INSTRUCTIONS FOR THE TASK | Each entry below must be repeated exactly, with pictures left out.

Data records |
## start

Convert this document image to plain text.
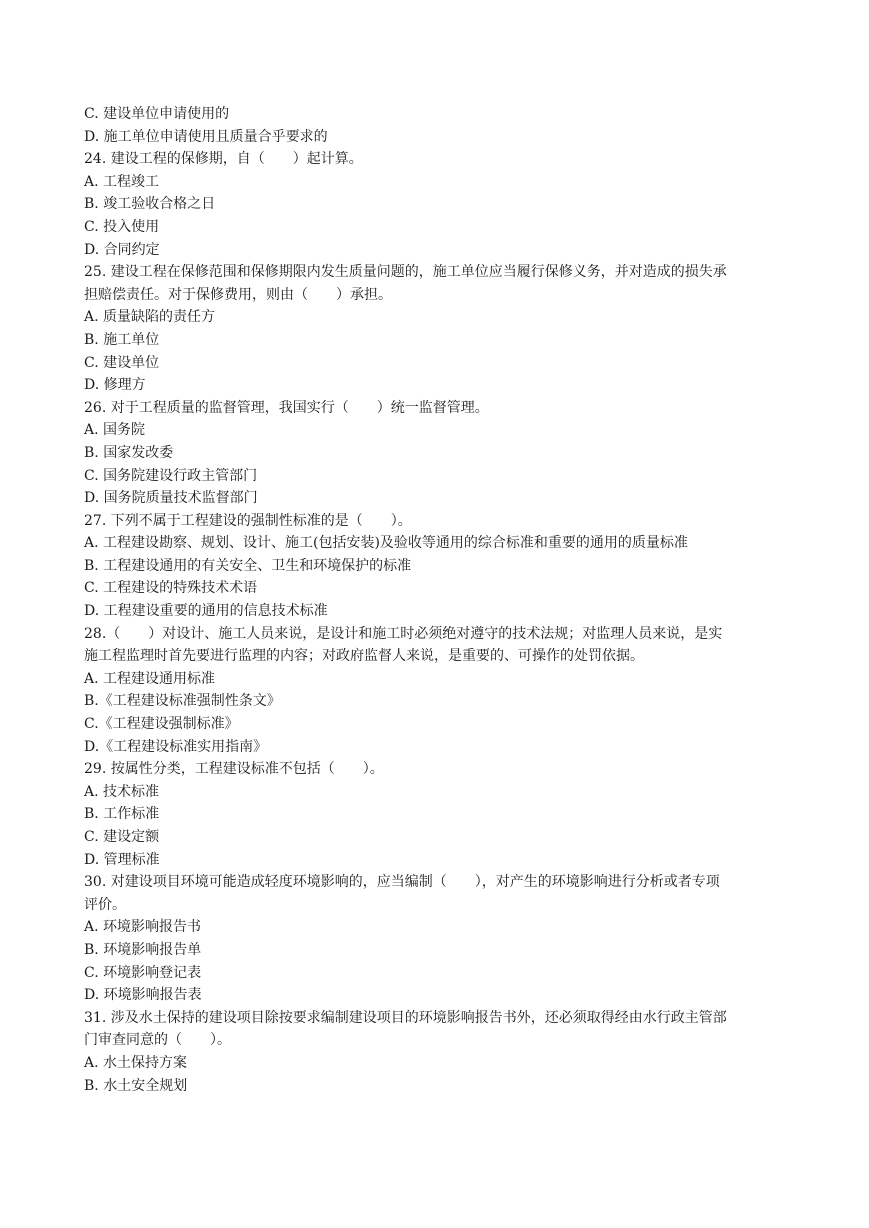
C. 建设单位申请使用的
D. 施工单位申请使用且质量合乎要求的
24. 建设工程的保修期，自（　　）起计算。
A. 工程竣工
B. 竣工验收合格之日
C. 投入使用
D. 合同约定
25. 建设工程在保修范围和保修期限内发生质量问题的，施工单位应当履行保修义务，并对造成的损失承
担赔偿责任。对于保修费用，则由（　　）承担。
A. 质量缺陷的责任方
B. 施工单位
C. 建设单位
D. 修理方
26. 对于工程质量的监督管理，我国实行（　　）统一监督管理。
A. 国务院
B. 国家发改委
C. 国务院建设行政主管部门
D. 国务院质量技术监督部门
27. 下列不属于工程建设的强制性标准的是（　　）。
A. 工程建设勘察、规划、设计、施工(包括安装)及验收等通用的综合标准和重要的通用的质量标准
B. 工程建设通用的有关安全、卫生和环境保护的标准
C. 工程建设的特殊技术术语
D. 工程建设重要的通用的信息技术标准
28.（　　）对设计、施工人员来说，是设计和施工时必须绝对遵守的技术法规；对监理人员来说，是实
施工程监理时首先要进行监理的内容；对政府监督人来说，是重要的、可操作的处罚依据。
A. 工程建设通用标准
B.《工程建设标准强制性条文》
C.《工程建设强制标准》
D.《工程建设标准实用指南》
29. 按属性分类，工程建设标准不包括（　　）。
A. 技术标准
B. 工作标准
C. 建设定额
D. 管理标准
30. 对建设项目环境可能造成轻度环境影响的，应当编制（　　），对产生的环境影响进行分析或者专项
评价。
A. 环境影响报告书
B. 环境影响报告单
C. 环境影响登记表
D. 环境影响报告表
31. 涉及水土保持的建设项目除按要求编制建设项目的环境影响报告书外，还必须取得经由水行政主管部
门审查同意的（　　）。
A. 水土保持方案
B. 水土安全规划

## end

IN RESPONSE |
Convert this document image to plain text.
C. 建设单位申请使用的
D. 施工单位申请使用且质量合乎要求的
24. 建设工程的保修期，自（　　）起计算。
A. 工程竣工
B. 竣工验收合格之日
C. 投入使用
D. 合同约定
25. 建设工程在保修范围和保修期限内发生质量问题的，施工单位应当履行保修义务，并对造成的损失承
担赔偿责任。对于保修费用，则由（　　）承担。
A. 质量缺陷的责任方
B. 施工单位
C. 建设单位
D. 修理方
26. 对于工程质量的监督管理，我国实行（　　）统一监督管理。
A. 国务院
B. 国家发改委
C. 国务院建设行政主管部门
D. 国务院质量技术监督部门
27. 下列不属于工程建设的强制性标准的是（　　）。
A. 工程建设勘察、规划、设计、施工(包括安装)及验收等通用的综合标准和重要的通用的质量标准
B. 工程建设通用的有关安全、卫生和环境保护的标准
C. 工程建设的特殊技术术语
D. 工程建设重要的通用的信息技术标准
28.（　　）对设计、施工人员来说，是设计和施工时必须绝对遵守的技术法规；对监理人员来说，是实
施工程监理时首先要进行监理的内容；对政府监督人来说，是重要的、可操作的处罚依据。
A. 工程建设通用标准
B.《工程建设标准强制性条文》
C.《工程建设强制标准》
D.《工程建设标准实用指南》
29. 按属性分类，工程建设标准不包括（　　）。
A. 技术标准
B. 工作标准
C. 建设定额
D. 管理标准
30. 对建设项目环境可能造成轻度环境影响的，应当编制（　　），对产生的环境影响进行分析或者专项
评价。
A. 环境影响报告书
B. 环境影响报告单
C. 环境影响登记表
D. 环境影响报告表
31. 涉及水土保持的建设项目除按要求编制建设项目的环境影响报告书外，还必须取得经由水行政主管部
门审查同意的（　　）。
A. 水土保持方案
B. 水土安全规划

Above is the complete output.